### Data excerpts ###

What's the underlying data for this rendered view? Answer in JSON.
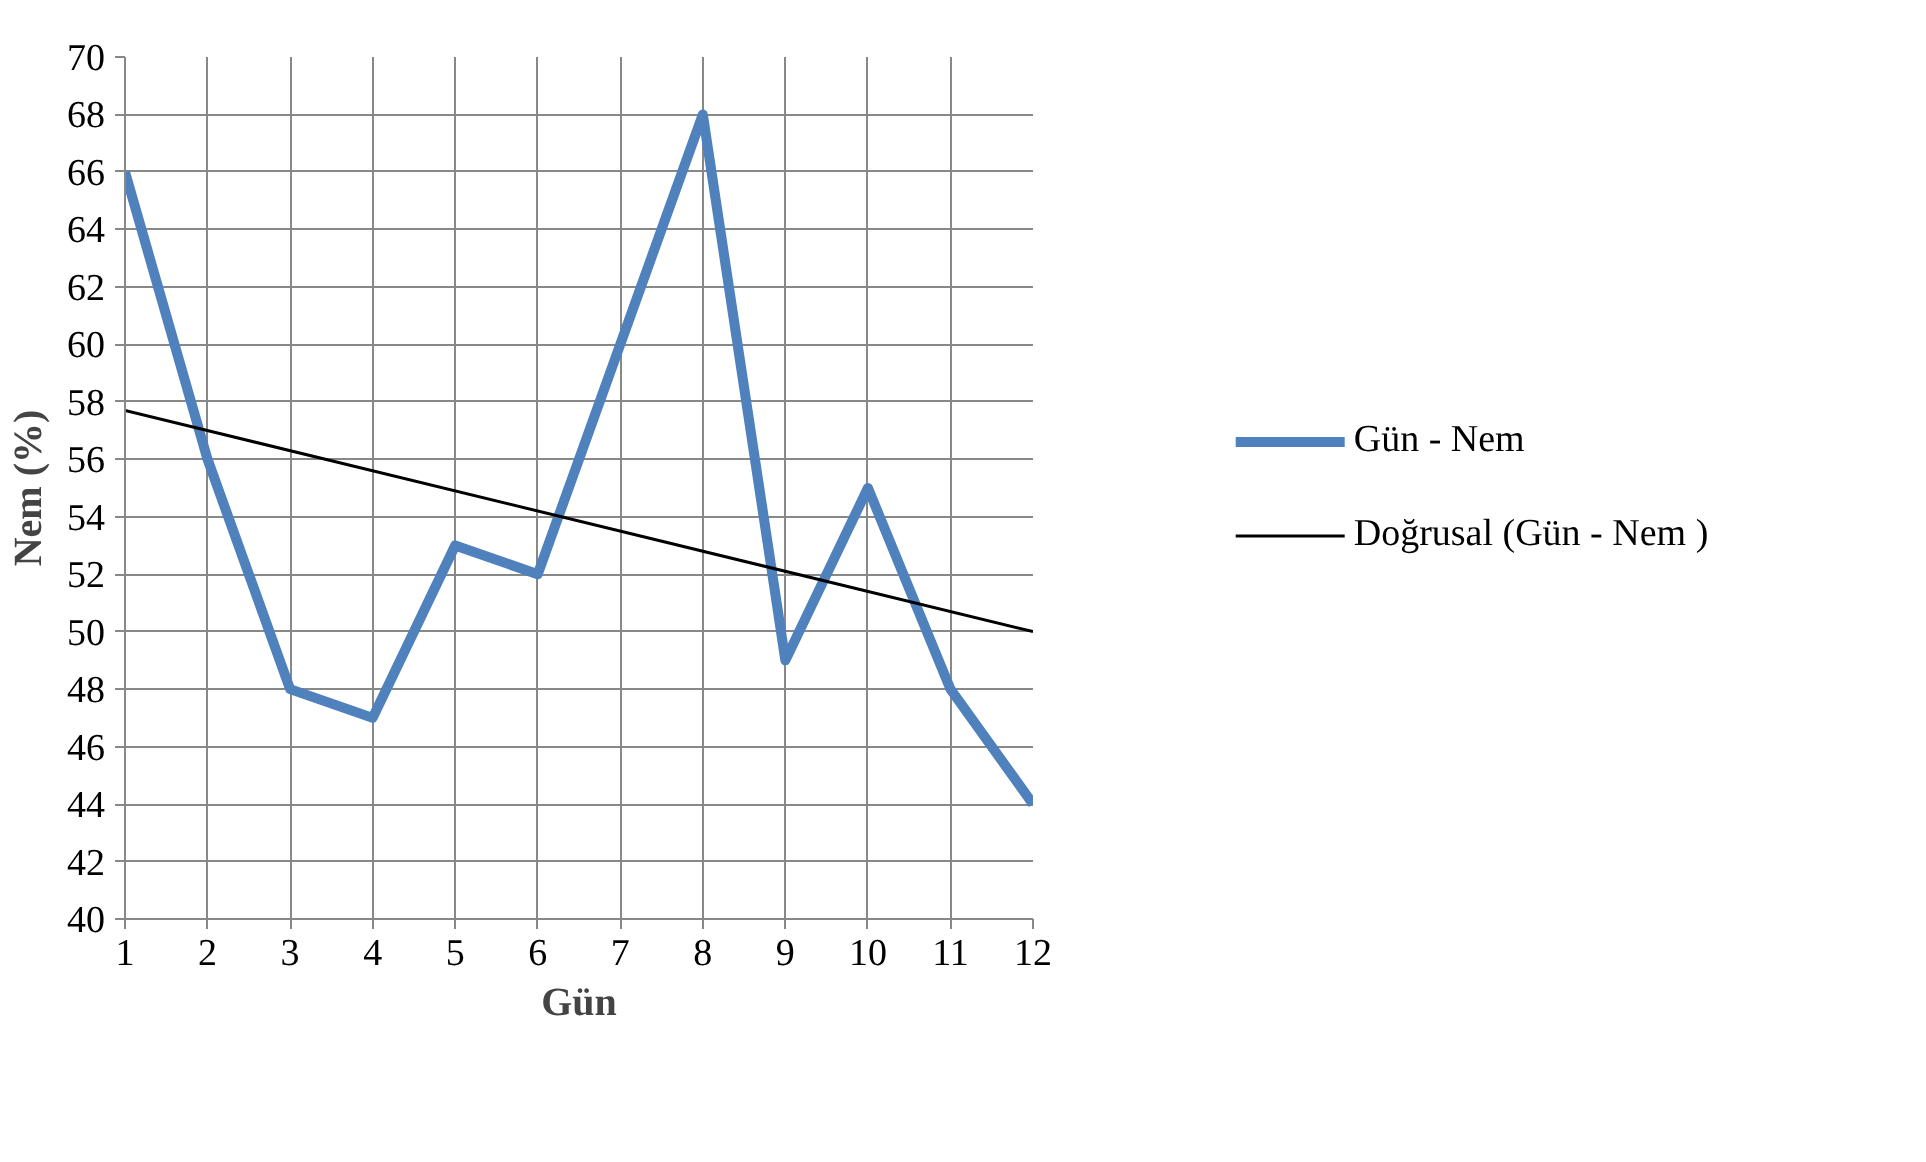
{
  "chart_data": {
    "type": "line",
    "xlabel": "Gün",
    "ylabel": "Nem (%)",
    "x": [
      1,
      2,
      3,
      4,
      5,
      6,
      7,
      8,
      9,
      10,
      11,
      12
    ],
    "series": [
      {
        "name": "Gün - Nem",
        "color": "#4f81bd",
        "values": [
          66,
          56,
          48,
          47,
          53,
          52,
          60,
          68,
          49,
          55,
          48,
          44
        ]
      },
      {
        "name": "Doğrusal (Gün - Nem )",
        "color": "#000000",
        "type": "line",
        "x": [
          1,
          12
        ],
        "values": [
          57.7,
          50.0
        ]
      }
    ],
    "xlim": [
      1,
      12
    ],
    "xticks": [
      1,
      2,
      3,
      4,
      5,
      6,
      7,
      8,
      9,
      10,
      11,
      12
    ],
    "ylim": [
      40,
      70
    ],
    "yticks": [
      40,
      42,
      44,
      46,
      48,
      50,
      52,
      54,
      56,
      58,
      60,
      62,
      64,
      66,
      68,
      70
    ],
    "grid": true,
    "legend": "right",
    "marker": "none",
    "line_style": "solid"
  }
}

###

◆ **The request**
Copy the data character for character, but drop all pictures from the copy.

◆ **Full answer**
What's the underlying data for this rendered view? Answer in JSON.
{
  "chart_data": {
    "type": "line",
    "xlabel": "Gün",
    "ylabel": "Nem (%)",
    "x": [
      1,
      2,
      3,
      4,
      5,
      6,
      7,
      8,
      9,
      10,
      11,
      12
    ],
    "series": [
      {
        "name": "Gün - Nem",
        "color": "#4f81bd",
        "values": [
          66,
          56,
          48,
          47,
          53,
          52,
          60,
          68,
          49,
          55,
          48,
          44
        ]
      },
      {
        "name": "Doğrusal (Gün - Nem )",
        "color": "#000000",
        "type": "line",
        "x": [
          1,
          12
        ],
        "values": [
          57.7,
          50.0
        ]
      }
    ],
    "xlim": [
      1,
      12
    ],
    "xticks": [
      1,
      2,
      3,
      4,
      5,
      6,
      7,
      8,
      9,
      10,
      11,
      12
    ],
    "ylim": [
      40,
      70
    ],
    "yticks": [
      40,
      42,
      44,
      46,
      48,
      50,
      52,
      54,
      56,
      58,
      60,
      62,
      64,
      66,
      68,
      70
    ],
    "grid": true,
    "legend": "right",
    "marker": "none",
    "line_style": "solid"
  }
}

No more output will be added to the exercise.